▶ **Set problem**:
Produce a word-for-word copy of the listing below without its pictures.

··· Excerpted data ···

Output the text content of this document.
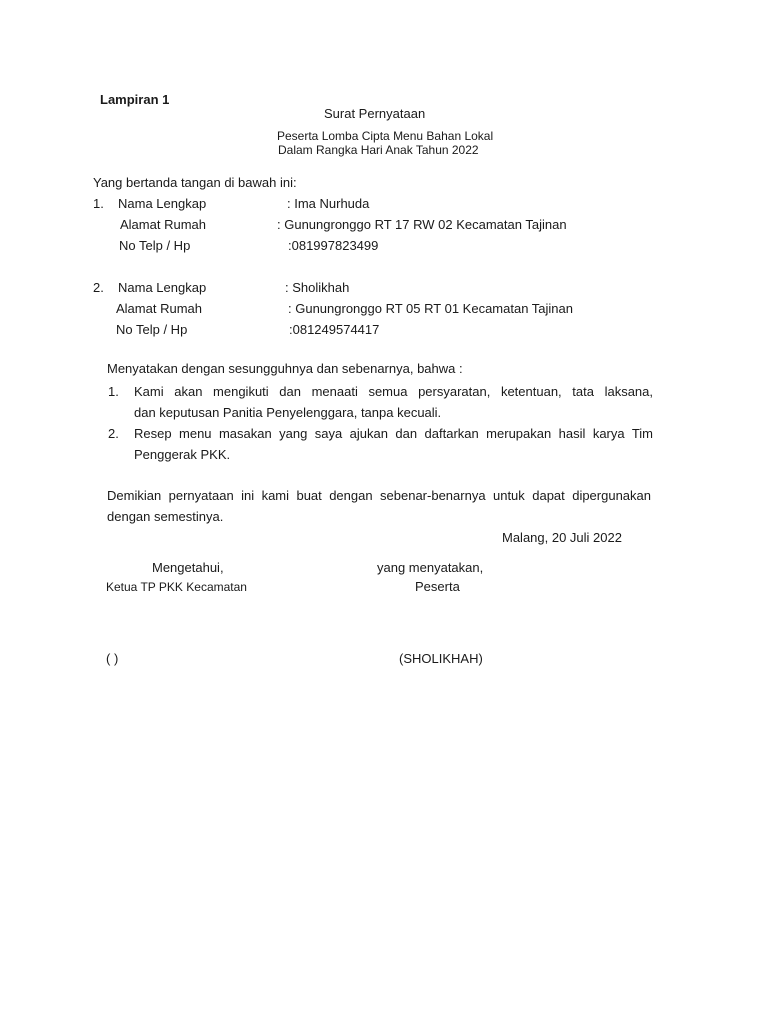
Lampiran 1
Surat Pernyataan
Peserta Lomba Cipta Menu Bahan Lokal
Dalam Rangka Hari Anak Tahun 2022
Yang bertanda tangan di bawah ini:
1. Nama Lengkap	: Ima Nurhuda
Alamat Rumah	: Gunungronggo RT 17 RW 02 Kecamatan Tajinan
No Telp / Hp	:081997823499
2. Nama Lengkap	: Sholikhah
Alamat Rumah	: Gunungronggo RT 05 RT 01 Kecamatan Tajinan
No Telp / Hp	:081249574417
Menyatakan dengan sesungguhnya dan sebenarnya, bahwa :
1. Kami akan mengikuti dan menaati semua persyaratan, ketentuan, tata laksana,
dan keputusan Panitia Penyelenggara, tanpa kecuali.
2. Resep menu masakan yang saya ajukan dan daftarkan merupakan hasil karya Tim
Penggerak PKK.
Demikian pernyataan ini kami buat dengan sebenar-benarnya untuk dapat dipergunakan
dengan semestinya.
Malang, 20 Juli 2022
Mengetahui,
Ketua TP PKK Kecamatan
( )
yang menyatakan,
Peserta
(SHOLIKHAH)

···

▶ **Exercise output**:
Output the text content of this document.
Lampiran 1
Surat Pernyataan
Peserta Lomba Cipta Menu Bahan Lokal
Dalam Rangka Hari Anak Tahun 2022
Yang bertanda tangan di bawah ini:
1. Nama Lengkap	: Ima Nurhuda
Alamat Rumah	: Gunungronggo RT 17 RW 02 Kecamatan Tajinan
No Telp / Hp	:081997823499
2. Nama Lengkap	: Sholikhah
Alamat Rumah	: Gunungronggo RT 05 RT 01 Kecamatan Tajinan
No Telp / Hp	:081249574417
Menyatakan dengan sesungguhnya dan sebenarnya, bahwa :
1. Kami akan mengikuti dan menaati semua persyaratan, ketentuan, tata laksana,
dan keputusan Panitia Penyelenggara, tanpa kecuali.
2. Resep menu masakan yang saya ajukan dan daftarkan merupakan hasil karya Tim
Penggerak PKK.
Demikian pernyataan ini kami buat dengan sebenar-benarnya untuk dapat dipergunakan
dengan semestinya.
Malang, 20 Juli 2022
Mengetahui,
Ketua TP PKK Kecamatan
( )
yang menyatakan,
Peserta
(SHOLIKHAH)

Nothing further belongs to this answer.